=== WHAT YOU ARE ASKED TO DO ===
Identify the lines that contain the string "this", then copy each of them.

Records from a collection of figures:
****

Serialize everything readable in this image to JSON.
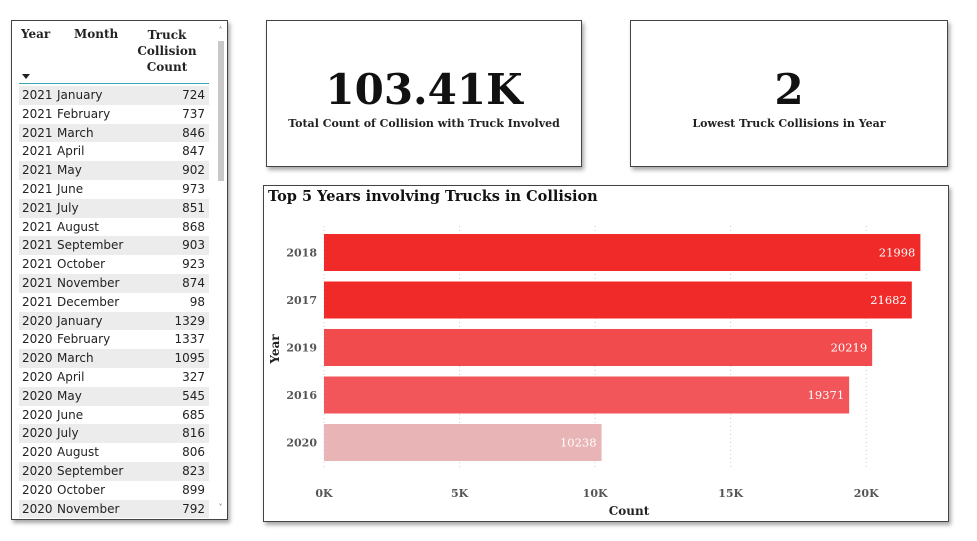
{
  "table": {
    "headers": {
      "year": "Year",
      "month": "Month",
      "count_lines": [
        "Truck",
        "Collision",
        "Count"
      ]
    },
    "rows": [
      {
        "year": "2021",
        "month": "January",
        "count": "724"
      },
      {
        "year": "2021",
        "month": "February",
        "count": "737"
      },
      {
        "year": "2021",
        "month": "March",
        "count": "846"
      },
      {
        "year": "2021",
        "month": "April",
        "count": "847"
      },
      {
        "year": "2021",
        "month": "May",
        "count": "902"
      },
      {
        "year": "2021",
        "month": "June",
        "count": "973"
      },
      {
        "year": "2021",
        "month": "July",
        "count": "851"
      },
      {
        "year": "2021",
        "month": "August",
        "count": "868"
      },
      {
        "year": "2021",
        "month": "September",
        "count": "903"
      },
      {
        "year": "2021",
        "month": "October",
        "count": "923"
      },
      {
        "year": "2021",
        "month": "November",
        "count": "874"
      },
      {
        "year": "2021",
        "month": "December",
        "count": "98"
      },
      {
        "year": "2020",
        "month": "January",
        "count": "1329"
      },
      {
        "year": "2020",
        "month": "February",
        "count": "1337"
      },
      {
        "year": "2020",
        "month": "March",
        "count": "1095"
      },
      {
        "year": "2020",
        "month": "April",
        "count": "327"
      },
      {
        "year": "2020",
        "month": "May",
        "count": "545"
      },
      {
        "year": "2020",
        "month": "June",
        "count": "685"
      },
      {
        "year": "2020",
        "month": "July",
        "count": "816"
      },
      {
        "year": "2020",
        "month": "August",
        "count": "806"
      },
      {
        "year": "2020",
        "month": "September",
        "count": "823"
      },
      {
        "year": "2020",
        "month": "October",
        "count": "899"
      },
      {
        "year": "2020",
        "month": "November",
        "count": "792"
      }
    ],
    "scroll_up_glyph": "˄",
    "scroll_down_glyph": "˅"
  },
  "kpi_total": {
    "value": "103.41K",
    "label": "Total Count of Collision with Truck Involved"
  },
  "kpi_lowest": {
    "value": "2",
    "label": "Lowest Truck Collisions in Year"
  },
  "chart_data": {
    "type": "bar",
    "orientation": "horizontal",
    "title": "Top 5 Years involving Trucks in Collision",
    "categories": [
      "2018",
      "2017",
      "2019",
      "2016",
      "2020"
    ],
    "values": [
      21998,
      21682,
      20219,
      19371,
      10238
    ],
    "colors": [
      "#f02a28",
      "#f02a28",
      "#f14b4e",
      "#f2555a",
      "#e8b4b5"
    ],
    "xlabel": "Count",
    "ylabel": "Year",
    "xlim": [
      0,
      22500
    ],
    "xticks": [
      0,
      5000,
      10000,
      15000,
      20000
    ],
    "xtick_labels": [
      "0K",
      "5K",
      "10K",
      "15K",
      "20K"
    ],
    "data_labels": true,
    "grid": "vertical dotted"
  }
}
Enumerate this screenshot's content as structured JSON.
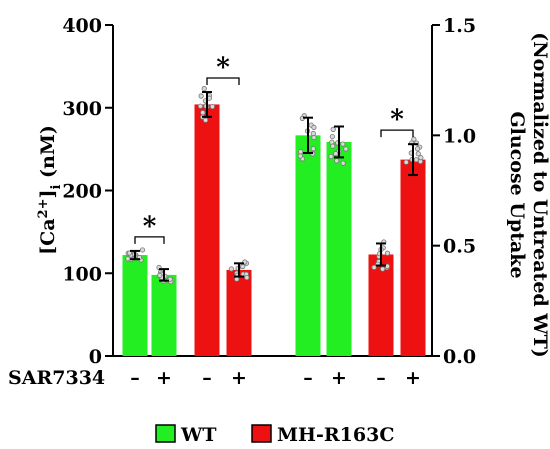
{
  "chart_data": {
    "type": "bar",
    "left_axis": {
      "label_main": "[Ca",
      "label_sup": "2+",
      "label_close": "]",
      "label_sub": "i",
      "label_unit": " (nM)",
      "ylim": [
        0,
        400
      ],
      "ticks": [
        "0",
        "100",
        "200",
        "300",
        "400"
      ]
    },
    "right_axis": {
      "label_line1": "Glucose Uptake",
      "label_line2": "(Normalized to Untreated WT)",
      "ylim": [
        0,
        1.5
      ],
      "ticks": [
        "0.0",
        "0.5",
        "1.0",
        "1.5"
      ]
    },
    "treatment_label": "SAR7334",
    "treatment_signs": [
      "–",
      "+",
      "–",
      "+",
      "–",
      "+",
      "–",
      "+"
    ],
    "significance_marker": "*",
    "legend": [
      {
        "name": "WT",
        "color": "#22ee22"
      },
      {
        "name": "MH-R163C",
        "color": "#ee1111"
      }
    ],
    "bars": [
      {
        "axis": "left",
        "group": "WT",
        "treatment": "–",
        "value": 122,
        "err": 5
      },
      {
        "axis": "left",
        "group": "WT",
        "treatment": "+",
        "value": 98,
        "err": 7
      },
      {
        "axis": "left",
        "group": "MH-R163C",
        "treatment": "–",
        "value": 304,
        "err": 15
      },
      {
        "axis": "left",
        "group": "MH-R163C",
        "treatment": "+",
        "value": 104,
        "err": 8
      },
      {
        "axis": "right",
        "group": "WT",
        "treatment": "–",
        "value": 1.0,
        "err": 0.08
      },
      {
        "axis": "right",
        "group": "WT",
        "treatment": "+",
        "value": 0.97,
        "err": 0.07
      },
      {
        "axis": "right",
        "group": "MH-R163C",
        "treatment": "–",
        "value": 0.46,
        "err": 0.05
      },
      {
        "axis": "right",
        "group": "MH-R163C",
        "treatment": "+",
        "value": 0.89,
        "err": 0.07
      }
    ],
    "significance_pairs": [
      [
        0,
        1
      ],
      [
        2,
        3
      ],
      [
        6,
        7
      ]
    ]
  }
}
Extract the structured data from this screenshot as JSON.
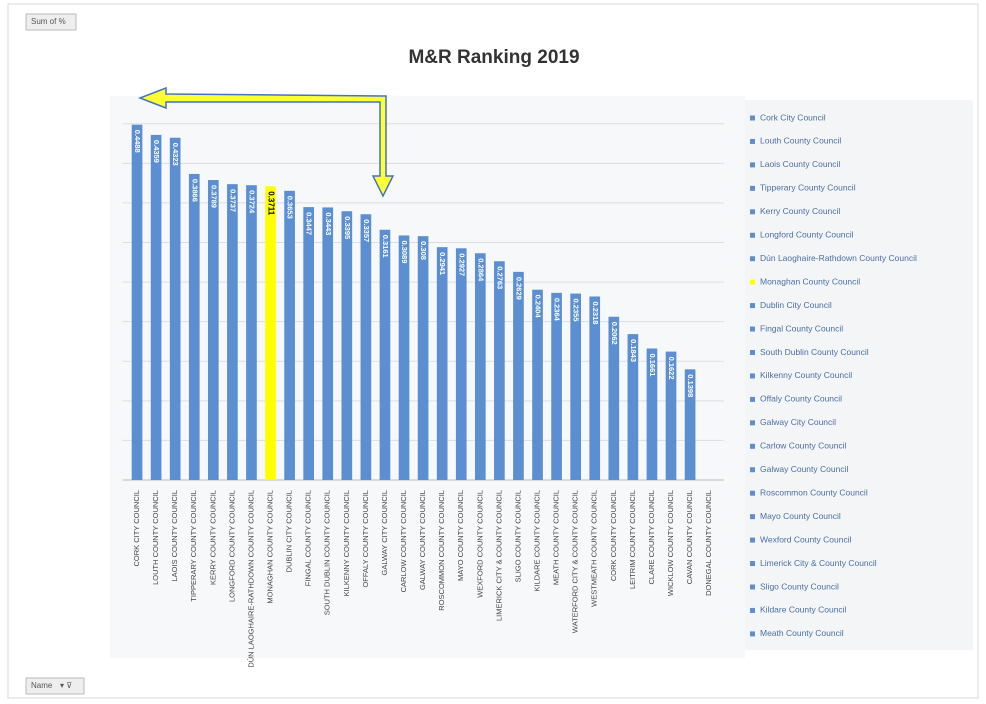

****

=== WRITTEN SOLUTION ===
Serialize everything readable in this image to JSON.
Enumerate this screenshot's content as structured JSON.
Extract the structured data from this screenshot as JSON.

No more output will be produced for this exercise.